(Objective):
Copy each of the records below word for word.

** start of Dataset content **

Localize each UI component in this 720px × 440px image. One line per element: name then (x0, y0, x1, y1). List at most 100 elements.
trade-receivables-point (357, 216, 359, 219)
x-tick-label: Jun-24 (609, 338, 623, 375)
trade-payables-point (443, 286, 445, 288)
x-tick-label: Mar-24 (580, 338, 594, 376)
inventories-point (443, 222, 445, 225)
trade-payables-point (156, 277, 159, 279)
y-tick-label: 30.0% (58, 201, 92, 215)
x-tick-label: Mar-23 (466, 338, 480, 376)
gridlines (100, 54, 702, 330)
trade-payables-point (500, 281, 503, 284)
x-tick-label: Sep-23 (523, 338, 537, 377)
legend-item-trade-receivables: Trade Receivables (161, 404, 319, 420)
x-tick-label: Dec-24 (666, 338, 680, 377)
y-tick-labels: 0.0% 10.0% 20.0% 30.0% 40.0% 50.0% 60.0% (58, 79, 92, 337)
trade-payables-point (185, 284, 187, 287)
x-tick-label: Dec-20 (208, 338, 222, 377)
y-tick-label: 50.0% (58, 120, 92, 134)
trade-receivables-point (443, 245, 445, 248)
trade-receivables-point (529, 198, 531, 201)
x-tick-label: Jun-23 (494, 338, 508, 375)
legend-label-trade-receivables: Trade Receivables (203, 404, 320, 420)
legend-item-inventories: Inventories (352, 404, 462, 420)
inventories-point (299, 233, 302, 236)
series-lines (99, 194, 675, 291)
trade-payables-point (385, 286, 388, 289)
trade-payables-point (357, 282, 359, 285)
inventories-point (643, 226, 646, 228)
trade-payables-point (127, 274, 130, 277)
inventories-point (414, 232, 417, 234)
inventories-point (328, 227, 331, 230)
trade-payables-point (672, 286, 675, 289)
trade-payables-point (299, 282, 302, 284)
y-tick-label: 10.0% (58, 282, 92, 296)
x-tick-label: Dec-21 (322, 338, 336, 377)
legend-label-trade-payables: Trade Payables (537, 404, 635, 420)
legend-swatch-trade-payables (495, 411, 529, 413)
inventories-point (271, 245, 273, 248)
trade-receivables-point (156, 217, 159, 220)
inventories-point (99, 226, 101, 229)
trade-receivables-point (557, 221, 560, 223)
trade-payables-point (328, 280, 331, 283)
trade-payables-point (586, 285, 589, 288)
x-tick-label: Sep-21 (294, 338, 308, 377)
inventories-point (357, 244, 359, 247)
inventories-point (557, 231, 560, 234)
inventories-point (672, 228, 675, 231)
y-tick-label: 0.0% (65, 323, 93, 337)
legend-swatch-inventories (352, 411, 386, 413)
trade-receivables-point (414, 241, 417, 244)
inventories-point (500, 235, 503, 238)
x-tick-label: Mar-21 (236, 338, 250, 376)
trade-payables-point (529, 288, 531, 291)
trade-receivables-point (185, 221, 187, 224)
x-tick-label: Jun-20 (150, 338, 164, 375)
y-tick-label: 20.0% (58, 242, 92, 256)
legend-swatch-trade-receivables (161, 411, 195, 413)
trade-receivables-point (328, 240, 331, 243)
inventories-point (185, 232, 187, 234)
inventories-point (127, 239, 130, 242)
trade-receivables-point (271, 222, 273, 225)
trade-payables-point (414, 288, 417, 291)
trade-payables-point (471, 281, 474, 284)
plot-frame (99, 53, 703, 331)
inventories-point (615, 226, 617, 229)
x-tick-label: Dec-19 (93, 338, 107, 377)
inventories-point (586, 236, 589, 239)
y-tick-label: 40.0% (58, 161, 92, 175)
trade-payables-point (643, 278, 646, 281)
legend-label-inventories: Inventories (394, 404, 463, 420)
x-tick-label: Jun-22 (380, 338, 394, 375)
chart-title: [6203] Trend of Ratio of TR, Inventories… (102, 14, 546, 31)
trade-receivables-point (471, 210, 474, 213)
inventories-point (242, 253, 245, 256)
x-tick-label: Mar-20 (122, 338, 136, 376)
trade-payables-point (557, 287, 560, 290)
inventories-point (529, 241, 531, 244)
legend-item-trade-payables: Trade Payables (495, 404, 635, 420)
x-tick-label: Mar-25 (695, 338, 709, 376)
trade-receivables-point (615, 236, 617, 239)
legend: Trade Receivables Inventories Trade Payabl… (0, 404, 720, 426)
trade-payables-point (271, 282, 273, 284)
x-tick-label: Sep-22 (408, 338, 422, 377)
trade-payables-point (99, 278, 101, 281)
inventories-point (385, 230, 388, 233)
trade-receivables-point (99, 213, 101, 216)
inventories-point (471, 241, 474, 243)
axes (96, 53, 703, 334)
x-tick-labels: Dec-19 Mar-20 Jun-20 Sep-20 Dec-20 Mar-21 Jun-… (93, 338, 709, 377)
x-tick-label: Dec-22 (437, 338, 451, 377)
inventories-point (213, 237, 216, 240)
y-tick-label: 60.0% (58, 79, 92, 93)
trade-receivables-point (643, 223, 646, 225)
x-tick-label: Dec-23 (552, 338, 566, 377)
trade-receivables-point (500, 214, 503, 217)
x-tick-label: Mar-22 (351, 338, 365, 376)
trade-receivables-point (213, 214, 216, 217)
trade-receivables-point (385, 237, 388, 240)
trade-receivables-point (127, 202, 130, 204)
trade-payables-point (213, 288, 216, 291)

** end of Dataset content **

(Correct response):
Localize each UI component in this 720px × 440px image. One line per element: name then (x0, y0, x1, y1). List at most 100 elements.
trade-receivables-point (357, 216, 359, 219)
x-tick-label: Jun-24 (609, 338, 623, 375)
trade-payables-point (443, 286, 445, 288)
x-tick-label: Mar-24 (580, 338, 594, 376)
inventories-point (443, 222, 445, 225)
trade-payables-point (156, 277, 159, 279)
y-tick-label: 30.0% (58, 201, 92, 215)
x-tick-label: Mar-23 (466, 338, 480, 376)
gridlines (100, 54, 702, 330)
trade-payables-point (500, 281, 503, 284)
x-tick-label: Sep-23 (523, 338, 537, 377)
legend-item-trade-receivables: Trade Receivables (161, 404, 319, 420)
x-tick-label: Dec-24 (666, 338, 680, 377)
y-tick-labels: 0.0% 10.0% 20.0% 30.0% 40.0% 50.0% 60.0% (58, 79, 92, 337)
trade-payables-point (185, 284, 187, 287)
x-tick-label: Dec-20 (208, 338, 222, 377)
y-tick-label: 50.0% (58, 120, 92, 134)
trade-receivables-point (443, 245, 445, 248)
trade-receivables-point (529, 198, 531, 201)
x-tick-label: Jun-23 (494, 338, 508, 375)
legend-label-trade-receivables: Trade Receivables (203, 404, 320, 420)
legend-item-inventories: Inventories (352, 404, 462, 420)
inventories-point (299, 233, 302, 236)
series-lines (99, 194, 675, 291)
trade-payables-point (385, 286, 388, 289)
trade-payables-point (357, 282, 359, 285)
inventories-point (643, 226, 646, 228)
trade-payables-point (127, 274, 130, 277)
inventories-point (414, 232, 417, 234)
inventories-point (328, 227, 331, 230)
trade-payables-point (672, 286, 675, 289)
trade-payables-point (299, 282, 302, 284)
y-tick-label: 10.0% (58, 282, 92, 296)
x-tick-label: Dec-21 (322, 338, 336, 377)
legend-label-trade-payables: Trade Payables (537, 404, 635, 420)
legend-swatch-trade-payables (495, 411, 529, 413)
inventories-point (271, 245, 273, 248)
trade-receivables-point (156, 217, 159, 220)
inventories-point (99, 226, 101, 229)
trade-receivables-point (557, 221, 560, 223)
trade-payables-point (328, 280, 331, 283)
trade-payables-point (586, 285, 589, 288)
x-tick-label: Sep-21 (294, 338, 308, 377)
inventories-point (357, 244, 359, 247)
inventories-point (557, 231, 560, 234)
inventories-point (672, 228, 675, 231)
y-tick-label: 0.0% (65, 323, 93, 337)
legend-swatch-inventories (352, 411, 386, 413)
trade-receivables-point (414, 241, 417, 244)
inventories-point (500, 235, 503, 238)
x-tick-label: Mar-21 (236, 338, 250, 376)
trade-payables-point (529, 288, 531, 291)
trade-receivables-point (185, 221, 187, 224)
x-tick-label: Jun-20 (150, 338, 164, 375)
y-tick-label: 20.0% (58, 242, 92, 256)
legend-swatch-trade-receivables (161, 411, 195, 413)
trade-receivables-point (328, 240, 331, 243)
inventories-point (185, 232, 187, 234)
inventories-point (127, 239, 130, 242)
trade-receivables-point (271, 222, 273, 225)
trade-payables-point (414, 288, 417, 291)
trade-payables-point (471, 281, 474, 284)
plot-frame (99, 53, 703, 331)
inventories-point (615, 226, 617, 229)
x-tick-label: Dec-19 (93, 338, 107, 377)
inventories-point (586, 236, 589, 239)
y-tick-label: 40.0% (58, 161, 92, 175)
trade-payables-point (643, 278, 646, 281)
legend-label-inventories: Inventories (394, 404, 463, 420)
x-tick-label: Jun-22 (380, 338, 394, 375)
chart-title: [6203] Trend of Ratio of TR, Inventories… (102, 14, 546, 31)
trade-receivables-point (471, 210, 474, 213)
inventories-point (242, 253, 245, 256)
x-tick-label: Mar-20 (122, 338, 136, 376)
trade-payables-point (557, 287, 560, 290)
inventories-point (529, 241, 531, 244)
legend-item-trade-payables: Trade Payables (495, 404, 635, 420)
x-tick-label: Mar-25 (695, 338, 709, 376)
trade-receivables-point (615, 236, 617, 239)
legend: Trade Receivables Inventories Trade Payabl… (0, 404, 720, 426)
trade-payables-point (271, 282, 273, 284)
x-tick-label: Sep-22 (408, 338, 422, 377)
trade-payables-point (99, 278, 101, 281)
inventories-point (385, 230, 388, 233)
trade-receivables-point (99, 213, 101, 216)
inventories-point (471, 241, 474, 243)
axes (96, 53, 703, 334)
x-tick-labels: Dec-19 Mar-20 Jun-20 Sep-20 Dec-20 Mar-21 Jun-… (93, 338, 709, 377)
x-tick-label: Dec-22 (437, 338, 451, 377)
inventories-point (213, 237, 216, 240)
y-tick-label: 60.0% (58, 79, 92, 93)
trade-receivables-point (643, 223, 646, 225)
x-tick-label: Dec-23 (552, 338, 566, 377)
trade-receivables-point (500, 214, 503, 217)
x-tick-label: Mar-22 (351, 338, 365, 376)
trade-receivables-point (213, 214, 216, 217)
trade-receivables-point (385, 237, 388, 240)
trade-receivables-point (127, 202, 130, 204)
trade-payables-point (213, 288, 216, 291)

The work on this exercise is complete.